(Collected data entries)

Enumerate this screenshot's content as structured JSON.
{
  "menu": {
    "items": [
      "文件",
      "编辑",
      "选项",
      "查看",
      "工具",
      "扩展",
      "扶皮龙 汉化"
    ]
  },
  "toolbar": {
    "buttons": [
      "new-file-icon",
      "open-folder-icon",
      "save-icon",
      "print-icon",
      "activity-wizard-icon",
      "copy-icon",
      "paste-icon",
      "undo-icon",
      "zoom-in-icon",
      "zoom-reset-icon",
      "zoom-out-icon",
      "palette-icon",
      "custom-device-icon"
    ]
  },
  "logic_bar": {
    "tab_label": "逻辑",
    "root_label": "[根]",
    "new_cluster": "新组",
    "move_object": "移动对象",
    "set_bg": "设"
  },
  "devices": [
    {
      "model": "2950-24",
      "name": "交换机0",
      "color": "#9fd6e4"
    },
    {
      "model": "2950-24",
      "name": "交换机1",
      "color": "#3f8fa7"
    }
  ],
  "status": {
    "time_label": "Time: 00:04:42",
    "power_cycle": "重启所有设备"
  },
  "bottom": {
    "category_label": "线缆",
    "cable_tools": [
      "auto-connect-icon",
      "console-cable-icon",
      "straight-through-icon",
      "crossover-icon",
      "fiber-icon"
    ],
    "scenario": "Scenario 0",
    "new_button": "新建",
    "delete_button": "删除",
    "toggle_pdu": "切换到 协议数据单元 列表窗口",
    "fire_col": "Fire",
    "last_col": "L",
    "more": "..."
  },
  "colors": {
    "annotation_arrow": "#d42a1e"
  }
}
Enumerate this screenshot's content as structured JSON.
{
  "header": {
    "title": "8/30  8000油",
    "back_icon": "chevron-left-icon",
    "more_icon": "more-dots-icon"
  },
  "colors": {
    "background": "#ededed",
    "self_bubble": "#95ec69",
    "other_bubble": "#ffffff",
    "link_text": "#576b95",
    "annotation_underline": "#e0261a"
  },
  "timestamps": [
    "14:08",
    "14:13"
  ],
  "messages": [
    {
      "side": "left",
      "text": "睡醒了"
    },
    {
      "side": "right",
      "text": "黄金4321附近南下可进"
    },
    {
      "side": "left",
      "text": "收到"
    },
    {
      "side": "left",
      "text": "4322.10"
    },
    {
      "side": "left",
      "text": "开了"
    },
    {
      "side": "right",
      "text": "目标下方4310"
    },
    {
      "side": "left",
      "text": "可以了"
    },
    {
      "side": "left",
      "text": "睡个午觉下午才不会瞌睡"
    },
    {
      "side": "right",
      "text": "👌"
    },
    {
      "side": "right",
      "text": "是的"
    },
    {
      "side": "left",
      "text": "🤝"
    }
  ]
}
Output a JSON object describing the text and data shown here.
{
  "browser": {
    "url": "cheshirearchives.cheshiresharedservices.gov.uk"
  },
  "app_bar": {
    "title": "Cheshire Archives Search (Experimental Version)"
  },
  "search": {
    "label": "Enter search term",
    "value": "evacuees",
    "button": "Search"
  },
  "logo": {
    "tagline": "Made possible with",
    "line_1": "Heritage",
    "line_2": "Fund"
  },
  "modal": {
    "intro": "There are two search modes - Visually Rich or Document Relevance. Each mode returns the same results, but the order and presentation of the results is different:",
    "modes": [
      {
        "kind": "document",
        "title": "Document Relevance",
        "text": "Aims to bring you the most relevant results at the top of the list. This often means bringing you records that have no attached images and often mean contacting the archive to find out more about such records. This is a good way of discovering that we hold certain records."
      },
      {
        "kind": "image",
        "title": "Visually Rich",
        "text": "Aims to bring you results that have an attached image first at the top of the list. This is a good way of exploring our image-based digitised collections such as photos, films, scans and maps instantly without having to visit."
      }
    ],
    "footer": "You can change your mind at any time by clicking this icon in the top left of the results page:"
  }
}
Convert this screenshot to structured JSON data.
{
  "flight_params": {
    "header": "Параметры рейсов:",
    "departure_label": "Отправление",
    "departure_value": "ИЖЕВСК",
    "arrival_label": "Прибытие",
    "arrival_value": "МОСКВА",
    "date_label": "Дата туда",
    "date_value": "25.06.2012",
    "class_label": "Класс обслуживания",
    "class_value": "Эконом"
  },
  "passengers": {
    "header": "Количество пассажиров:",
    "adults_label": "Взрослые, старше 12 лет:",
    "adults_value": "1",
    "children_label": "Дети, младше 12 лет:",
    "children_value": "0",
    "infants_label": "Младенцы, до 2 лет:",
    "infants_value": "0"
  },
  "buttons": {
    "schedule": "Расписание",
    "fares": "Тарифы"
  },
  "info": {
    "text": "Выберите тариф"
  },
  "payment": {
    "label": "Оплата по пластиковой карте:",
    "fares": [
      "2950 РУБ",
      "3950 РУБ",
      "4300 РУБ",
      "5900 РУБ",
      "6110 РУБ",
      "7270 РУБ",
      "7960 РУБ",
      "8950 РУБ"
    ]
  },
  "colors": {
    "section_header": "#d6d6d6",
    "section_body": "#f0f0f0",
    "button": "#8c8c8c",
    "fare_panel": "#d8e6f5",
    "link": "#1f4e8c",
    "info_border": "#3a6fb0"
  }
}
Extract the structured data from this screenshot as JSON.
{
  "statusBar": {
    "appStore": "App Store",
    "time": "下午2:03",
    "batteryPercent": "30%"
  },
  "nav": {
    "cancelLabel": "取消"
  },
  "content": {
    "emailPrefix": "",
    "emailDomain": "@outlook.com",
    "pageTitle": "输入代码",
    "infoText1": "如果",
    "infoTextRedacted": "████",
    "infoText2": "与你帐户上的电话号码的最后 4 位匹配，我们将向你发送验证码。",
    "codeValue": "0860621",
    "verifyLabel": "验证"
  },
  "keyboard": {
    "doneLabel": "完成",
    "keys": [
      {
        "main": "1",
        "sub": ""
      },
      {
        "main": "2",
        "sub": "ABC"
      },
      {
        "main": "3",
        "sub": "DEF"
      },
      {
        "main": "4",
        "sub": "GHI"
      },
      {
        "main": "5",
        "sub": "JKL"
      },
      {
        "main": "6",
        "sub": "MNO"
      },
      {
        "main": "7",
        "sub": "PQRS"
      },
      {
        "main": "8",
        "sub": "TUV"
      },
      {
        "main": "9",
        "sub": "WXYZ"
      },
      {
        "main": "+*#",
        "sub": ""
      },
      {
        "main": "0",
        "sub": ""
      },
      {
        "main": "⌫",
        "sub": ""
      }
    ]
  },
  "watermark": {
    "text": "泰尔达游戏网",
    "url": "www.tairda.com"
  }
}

## PROBLEM STATEMENT
Return the entries in full, keeping every line exactly as it is.

## EXERCISE OUTPUT
Enumerate this screenshot's content as structured JSON.
{
  "menu": {
    "items": [
      "文件",
      "编辑",
      "选项",
      "查看",
      "工具",
      "扩展",
      "扶皮龙 汉化"
    ]
  },
  "toolbar": {
    "buttons": [
      "new-file-icon",
      "open-folder-icon",
      "save-icon",
      "print-icon",
      "activity-wizard-icon",
      "copy-icon",
      "paste-icon",
      "undo-icon",
      "zoom-in-icon",
      "zoom-reset-icon",
      "zoom-out-icon",
      "palette-icon",
      "custom-device-icon"
    ]
  },
  "logic_bar": {
    "tab_label": "逻辑",
    "root_label": "[根]",
    "new_cluster": "新组",
    "move_object": "移动对象",
    "set_bg": "设"
  },
  "devices": [
    {
      "model": "2950-24",
      "name": "交换机0",
      "color": "#9fd6e4"
    },
    {
      "model": "2950-24",
      "name": "交换机1",
      "color": "#3f8fa7"
    }
  ],
  "status": {
    "time_label": "Time: 00:04:42",
    "power_cycle": "重启所有设备"
  },
  "bottom": {
    "category_label": "线缆",
    "cable_tools": [
      "auto-connect-icon",
      "console-cable-icon",
      "straight-through-icon",
      "crossover-icon",
      "fiber-icon"
    ],
    "scenario": "Scenario 0",
    "new_button": "新建",
    "delete_button": "删除",
    "toggle_pdu": "切换到 协议数据单元 列表窗口",
    "fire_col": "Fire",
    "last_col": "L",
    "more": "..."
  },
  "colors": {
    "annotation_arrow": "#d42a1e"
  }
}
Enumerate this screenshot's content as structured JSON.
{
  "header": {
    "title": "8/30  8000油",
    "back_icon": "chevron-left-icon",
    "more_icon": "more-dots-icon"
  },
  "colors": {
    "background": "#ededed",
    "self_bubble": "#95ec69",
    "other_bubble": "#ffffff",
    "link_text": "#576b95",
    "annotation_underline": "#e0261a"
  },
  "timestamps": [
    "14:08",
    "14:13"
  ],
  "messages": [
    {
      "side": "left",
      "text": "睡醒了"
    },
    {
      "side": "right",
      "text": "黄金4321附近南下可进"
    },
    {
      "side": "left",
      "text": "收到"
    },
    {
      "side": "left",
      "text": "4322.10"
    },
    {
      "side": "left",
      "text": "开了"
    },
    {
      "side": "right",
      "text": "目标下方4310"
    },
    {
      "side": "left",
      "text": "可以了"
    },
    {
      "side": "left",
      "text": "睡个午觉下午才不会瞌睡"
    },
    {
      "side": "right",
      "text": "👌"
    },
    {
      "side": "right",
      "text": "是的"
    },
    {
      "side": "left",
      "text": "🤝"
    }
  ]
}
Output a JSON object describing the text and data shown here.
{
  "browser": {
    "url": "cheshirearchives.cheshiresharedservices.gov.uk"
  },
  "app_bar": {
    "title": "Cheshire Archives Search (Experimental Version)"
  },
  "search": {
    "label": "Enter search term",
    "value": "evacuees",
    "button": "Search"
  },
  "logo": {
    "tagline": "Made possible with",
    "line_1": "Heritage",
    "line_2": "Fund"
  },
  "modal": {
    "intro": "There are two search modes - Visually Rich or Document Relevance. Each mode returns the same results, but the order and presentation of the results is different:",
    "modes": [
      {
        "kind": "document",
        "title": "Document Relevance",
        "text": "Aims to bring you the most relevant results at the top of the list. This often means bringing you records that have no attached images and often mean contacting the archive to find out more about such records. This is a good way of discovering that we hold certain records."
      },
      {
        "kind": "image",
        "title": "Visually Rich",
        "text": "Aims to bring you results that have an attached image first at the top of the list. This is a good way of exploring our image-based digitised collections such as photos, films, scans and maps instantly without having to visit."
      }
    ],
    "footer": "You can change your mind at any time by clicking this icon in the top left of the results page:"
  }
}
Convert this screenshot to structured JSON data.
{
  "flight_params": {
    "header": "Параметры рейсов:",
    "departure_label": "Отправление",
    "departure_value": "ИЖЕВСК",
    "arrival_label": "Прибытие",
    "arrival_value": "МОСКВА",
    "date_label": "Дата туда",
    "date_value": "25.06.2012",
    "class_label": "Класс обслуживания",
    "class_value": "Эконом"
  },
  "passengers": {
    "header": "Количество пассажиров:",
    "adults_label": "Взрослые, старше 12 лет:",
    "adults_value": "1",
    "children_label": "Дети, младше 12 лет:",
    "children_value": "0",
    "infants_label": "Младенцы, до 2 лет:",
    "infants_value": "0"
  },
  "buttons": {
    "schedule": "Расписание",
    "fares": "Тарифы"
  },
  "info": {
    "text": "Выберите тариф"
  },
  "payment": {
    "label": "Оплата по пластиковой карте:",
    "fares": [
      "2950 РУБ",
      "3950 РУБ",
      "4300 РУБ",
      "5900 РУБ",
      "6110 РУБ",
      "7270 РУБ",
      "7960 РУБ",
      "8950 РУБ"
    ]
  },
  "colors": {
    "section_header": "#d6d6d6",
    "section_body": "#f0f0f0",
    "button": "#8c8c8c",
    "fare_panel": "#d8e6f5",
    "link": "#1f4e8c",
    "info_border": "#3a6fb0"
  }
}
Extract the structured data from this screenshot as JSON.
{
  "statusBar": {
    "appStore": "App Store",
    "time": "下午2:03",
    "batteryPercent": "30%"
  },
  "nav": {
    "cancelLabel": "取消"
  },
  "content": {
    "emailPrefix": "",
    "emailDomain": "@outlook.com",
    "pageTitle": "输入代码",
    "infoText1": "如果",
    "infoTextRedacted": "████",
    "infoText2": "与你帐户上的电话号码的最后 4 位匹配，我们将向你发送验证码。",
    "codeValue": "0860621",
    "verifyLabel": "验证"
  },
  "keyboard": {
    "doneLabel": "完成",
    "keys": [
      {
        "main": "1",
        "sub": ""
      },
      {
        "main": "2",
        "sub": "ABC"
      },
      {
        "main": "3",
        "sub": "DEF"
      },
      {
        "main": "4",
        "sub": "GHI"
      },
      {
        "main": "5",
        "sub": "JKL"
      },
      {
        "main": "6",
        "sub": "MNO"
      },
      {
        "main": "7",
        "sub": "PQRS"
      },
      {
        "main": "8",
        "sub": "TUV"
      },
      {
        "main": "9",
        "sub": "WXYZ"
      },
      {
        "main": "+*#",
        "sub": ""
      },
      {
        "main": "0",
        "sub": ""
      },
      {
        "main": "⌫",
        "sub": ""
      }
    ]
  },
  "watermark": {
    "text": "泰尔达游戏网",
    "url": "www.tairda.com"
  }
}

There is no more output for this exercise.